** START OF Input rows **

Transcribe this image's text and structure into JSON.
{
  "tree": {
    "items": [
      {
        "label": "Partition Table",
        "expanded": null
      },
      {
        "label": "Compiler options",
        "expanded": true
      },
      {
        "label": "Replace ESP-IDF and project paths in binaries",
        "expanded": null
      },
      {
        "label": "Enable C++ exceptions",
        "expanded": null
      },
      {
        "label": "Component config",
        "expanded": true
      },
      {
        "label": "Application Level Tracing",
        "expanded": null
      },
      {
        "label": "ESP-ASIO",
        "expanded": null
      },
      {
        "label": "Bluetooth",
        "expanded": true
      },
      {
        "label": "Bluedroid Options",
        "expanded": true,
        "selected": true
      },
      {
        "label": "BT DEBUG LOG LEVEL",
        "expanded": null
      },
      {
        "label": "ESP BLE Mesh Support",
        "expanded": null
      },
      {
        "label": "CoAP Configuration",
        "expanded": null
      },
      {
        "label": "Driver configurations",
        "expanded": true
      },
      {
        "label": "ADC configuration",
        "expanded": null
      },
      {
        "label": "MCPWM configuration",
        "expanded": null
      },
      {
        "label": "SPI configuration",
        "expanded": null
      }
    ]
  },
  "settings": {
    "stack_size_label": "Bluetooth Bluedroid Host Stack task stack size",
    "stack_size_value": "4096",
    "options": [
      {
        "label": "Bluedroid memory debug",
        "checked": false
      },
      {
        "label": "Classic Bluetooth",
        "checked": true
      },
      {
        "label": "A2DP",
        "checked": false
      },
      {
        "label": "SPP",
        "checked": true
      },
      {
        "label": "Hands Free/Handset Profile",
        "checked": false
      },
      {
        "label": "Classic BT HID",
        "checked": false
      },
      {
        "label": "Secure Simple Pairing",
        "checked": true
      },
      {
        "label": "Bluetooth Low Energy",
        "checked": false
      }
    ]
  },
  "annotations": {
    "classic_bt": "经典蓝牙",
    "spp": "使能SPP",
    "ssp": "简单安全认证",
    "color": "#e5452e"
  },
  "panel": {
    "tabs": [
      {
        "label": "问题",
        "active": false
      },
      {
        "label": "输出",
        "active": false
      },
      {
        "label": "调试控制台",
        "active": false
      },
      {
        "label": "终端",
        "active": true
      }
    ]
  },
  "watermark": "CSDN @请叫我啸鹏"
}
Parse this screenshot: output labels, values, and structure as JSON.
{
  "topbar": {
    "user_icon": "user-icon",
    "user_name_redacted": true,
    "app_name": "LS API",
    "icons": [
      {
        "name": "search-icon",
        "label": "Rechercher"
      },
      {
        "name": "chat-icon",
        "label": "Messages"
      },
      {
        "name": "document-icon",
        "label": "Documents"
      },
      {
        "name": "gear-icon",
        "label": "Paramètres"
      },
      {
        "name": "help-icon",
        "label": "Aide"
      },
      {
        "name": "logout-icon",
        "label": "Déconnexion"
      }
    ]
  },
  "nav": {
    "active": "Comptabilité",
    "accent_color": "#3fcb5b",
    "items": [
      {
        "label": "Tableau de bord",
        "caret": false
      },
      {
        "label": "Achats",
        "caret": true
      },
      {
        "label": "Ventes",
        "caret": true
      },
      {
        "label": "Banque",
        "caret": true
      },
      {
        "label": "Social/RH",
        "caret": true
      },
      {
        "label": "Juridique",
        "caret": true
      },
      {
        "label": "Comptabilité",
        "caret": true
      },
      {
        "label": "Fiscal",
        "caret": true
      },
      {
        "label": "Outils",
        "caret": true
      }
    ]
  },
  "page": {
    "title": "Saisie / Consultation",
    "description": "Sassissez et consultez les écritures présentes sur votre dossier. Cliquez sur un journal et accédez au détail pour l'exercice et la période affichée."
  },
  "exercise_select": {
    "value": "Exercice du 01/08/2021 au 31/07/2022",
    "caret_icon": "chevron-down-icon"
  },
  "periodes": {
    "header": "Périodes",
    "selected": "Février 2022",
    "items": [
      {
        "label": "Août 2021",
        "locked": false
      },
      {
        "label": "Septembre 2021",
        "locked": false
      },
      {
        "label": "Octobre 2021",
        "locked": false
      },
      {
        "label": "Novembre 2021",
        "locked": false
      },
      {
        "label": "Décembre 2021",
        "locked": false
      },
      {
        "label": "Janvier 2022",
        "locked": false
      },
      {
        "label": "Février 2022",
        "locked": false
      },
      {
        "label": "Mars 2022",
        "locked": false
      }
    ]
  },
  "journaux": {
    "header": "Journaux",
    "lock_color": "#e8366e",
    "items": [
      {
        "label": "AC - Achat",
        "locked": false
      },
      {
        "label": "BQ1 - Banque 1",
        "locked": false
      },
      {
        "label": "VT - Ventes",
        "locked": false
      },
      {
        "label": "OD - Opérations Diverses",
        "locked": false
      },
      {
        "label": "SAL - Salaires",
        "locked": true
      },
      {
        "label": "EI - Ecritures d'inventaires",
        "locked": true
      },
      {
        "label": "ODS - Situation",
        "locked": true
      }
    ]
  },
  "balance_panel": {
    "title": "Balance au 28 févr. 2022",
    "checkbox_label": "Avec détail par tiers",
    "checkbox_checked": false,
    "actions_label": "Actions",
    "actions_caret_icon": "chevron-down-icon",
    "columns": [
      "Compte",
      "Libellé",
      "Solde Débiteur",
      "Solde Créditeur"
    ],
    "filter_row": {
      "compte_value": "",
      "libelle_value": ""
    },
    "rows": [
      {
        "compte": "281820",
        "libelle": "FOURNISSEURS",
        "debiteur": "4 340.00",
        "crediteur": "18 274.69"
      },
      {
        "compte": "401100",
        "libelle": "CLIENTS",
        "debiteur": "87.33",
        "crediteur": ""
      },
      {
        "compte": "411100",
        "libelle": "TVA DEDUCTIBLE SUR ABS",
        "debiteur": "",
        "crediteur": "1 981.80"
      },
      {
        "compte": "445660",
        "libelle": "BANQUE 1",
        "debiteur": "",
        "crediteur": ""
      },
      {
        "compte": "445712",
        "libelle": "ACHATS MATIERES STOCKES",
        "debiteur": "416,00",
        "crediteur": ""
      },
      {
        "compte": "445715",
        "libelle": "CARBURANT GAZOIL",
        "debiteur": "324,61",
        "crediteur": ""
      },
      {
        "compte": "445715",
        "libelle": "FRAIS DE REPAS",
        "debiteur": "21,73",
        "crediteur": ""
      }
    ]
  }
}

** END OF Input rows **

_Task directions_.
Extract the complete listing above, reproducing each line exactly.

_Solution for this task_.
Transcribe this image's text and structure into JSON.
{
  "tree": {
    "items": [
      {
        "label": "Partition Table",
        "expanded": null
      },
      {
        "label": "Compiler options",
        "expanded": true
      },
      {
        "label": "Replace ESP-IDF and project paths in binaries",
        "expanded": null
      },
      {
        "label": "Enable C++ exceptions",
        "expanded": null
      },
      {
        "label": "Component config",
        "expanded": true
      },
      {
        "label": "Application Level Tracing",
        "expanded": null
      },
      {
        "label": "ESP-ASIO",
        "expanded": null
      },
      {
        "label": "Bluetooth",
        "expanded": true
      },
      {
        "label": "Bluedroid Options",
        "expanded": true,
        "selected": true
      },
      {
        "label": "BT DEBUG LOG LEVEL",
        "expanded": null
      },
      {
        "label": "ESP BLE Mesh Support",
        "expanded": null
      },
      {
        "label": "CoAP Configuration",
        "expanded": null
      },
      {
        "label": "Driver configurations",
        "expanded": true
      },
      {
        "label": "ADC configuration",
        "expanded": null
      },
      {
        "label": "MCPWM configuration",
        "expanded": null
      },
      {
        "label": "SPI configuration",
        "expanded": null
      }
    ]
  },
  "settings": {
    "stack_size_label": "Bluetooth Bluedroid Host Stack task stack size",
    "stack_size_value": "4096",
    "options": [
      {
        "label": "Bluedroid memory debug",
        "checked": false
      },
      {
        "label": "Classic Bluetooth",
        "checked": true
      },
      {
        "label": "A2DP",
        "checked": false
      },
      {
        "label": "SPP",
        "checked": true
      },
      {
        "label": "Hands Free/Handset Profile",
        "checked": false
      },
      {
        "label": "Classic BT HID",
        "checked": false
      },
      {
        "label": "Secure Simple Pairing",
        "checked": true
      },
      {
        "label": "Bluetooth Low Energy",
        "checked": false
      }
    ]
  },
  "annotations": {
    "classic_bt": "经典蓝牙",
    "spp": "使能SPP",
    "ssp": "简单安全认证",
    "color": "#e5452e"
  },
  "panel": {
    "tabs": [
      {
        "label": "问题",
        "active": false
      },
      {
        "label": "输出",
        "active": false
      },
      {
        "label": "调试控制台",
        "active": false
      },
      {
        "label": "终端",
        "active": true
      }
    ]
  },
  "watermark": "CSDN @请叫我啸鹏"
}
Parse this screenshot: output labels, values, and structure as JSON.
{
  "topbar": {
    "user_icon": "user-icon",
    "user_name_redacted": true,
    "app_name": "LS API",
    "icons": [
      {
        "name": "search-icon",
        "label": "Rechercher"
      },
      {
        "name": "chat-icon",
        "label": "Messages"
      },
      {
        "name": "document-icon",
        "label": "Documents"
      },
      {
        "name": "gear-icon",
        "label": "Paramètres"
      },
      {
        "name": "help-icon",
        "label": "Aide"
      },
      {
        "name": "logout-icon",
        "label": "Déconnexion"
      }
    ]
  },
  "nav": {
    "active": "Comptabilité",
    "accent_color": "#3fcb5b",
    "items": [
      {
        "label": "Tableau de bord",
        "caret": false
      },
      {
        "label": "Achats",
        "caret": true
      },
      {
        "label": "Ventes",
        "caret": true
      },
      {
        "label": "Banque",
        "caret": true
      },
      {
        "label": "Social/RH",
        "caret": true
      },
      {
        "label": "Juridique",
        "caret": true
      },
      {
        "label": "Comptabilité",
        "caret": true
      },
      {
        "label": "Fiscal",
        "caret": true
      },
      {
        "label": "Outils",
        "caret": true
      }
    ]
  },
  "page": {
    "title": "Saisie / Consultation",
    "description": "Sassissez et consultez les écritures présentes sur votre dossier. Cliquez sur un journal et accédez au détail pour l'exercice et la période affichée."
  },
  "exercise_select": {
    "value": "Exercice du 01/08/2021 au 31/07/2022",
    "caret_icon": "chevron-down-icon"
  },
  "periodes": {
    "header": "Périodes",
    "selected": "Février 2022",
    "items": [
      {
        "label": "Août 2021",
        "locked": false
      },
      {
        "label": "Septembre 2021",
        "locked": false
      },
      {
        "label": "Octobre 2021",
        "locked": false
      },
      {
        "label": "Novembre 2021",
        "locked": false
      },
      {
        "label": "Décembre 2021",
        "locked": false
      },
      {
        "label": "Janvier 2022",
        "locked": false
      },
      {
        "label": "Février 2022",
        "locked": false
      },
      {
        "label": "Mars 2022",
        "locked": false
      }
    ]
  },
  "journaux": {
    "header": "Journaux",
    "lock_color": "#e8366e",
    "items": [
      {
        "label": "AC - Achat",
        "locked": false
      },
      {
        "label": "BQ1 - Banque 1",
        "locked": false
      },
      {
        "label": "VT - Ventes",
        "locked": false
      },
      {
        "label": "OD - Opérations Diverses",
        "locked": false
      },
      {
        "label": "SAL - Salaires",
        "locked": true
      },
      {
        "label": "EI - Ecritures d'inventaires",
        "locked": true
      },
      {
        "label": "ODS - Situation",
        "locked": true
      }
    ]
  },
  "balance_panel": {
    "title": "Balance au 28 févr. 2022",
    "checkbox_label": "Avec détail par tiers",
    "checkbox_checked": false,
    "actions_label": "Actions",
    "actions_caret_icon": "chevron-down-icon",
    "columns": [
      "Compte",
      "Libellé",
      "Solde Débiteur",
      "Solde Créditeur"
    ],
    "filter_row": {
      "compte_value": "",
      "libelle_value": ""
    },
    "rows": [
      {
        "compte": "281820",
        "libelle": "FOURNISSEURS",
        "debiteur": "4 340.00",
        "crediteur": "18 274.69"
      },
      {
        "compte": "401100",
        "libelle": "CLIENTS",
        "debiteur": "87.33",
        "crediteur": ""
      },
      {
        "compte": "411100",
        "libelle": "TVA DEDUCTIBLE SUR ABS",
        "debiteur": "",
        "crediteur": "1 981.80"
      },
      {
        "compte": "445660",
        "libelle": "BANQUE 1",
        "debiteur": "",
        "crediteur": ""
      },
      {
        "compte": "445712",
        "libelle": "ACHATS MATIERES STOCKES",
        "debiteur": "416,00",
        "crediteur": ""
      },
      {
        "compte": "445715",
        "libelle": "CARBURANT GAZOIL",
        "debiteur": "324,61",
        "crediteur": ""
      },
      {
        "compte": "445715",
        "libelle": "FRAIS DE REPAS",
        "debiteur": "21,73",
        "crediteur": ""
      }
    ]
  }
}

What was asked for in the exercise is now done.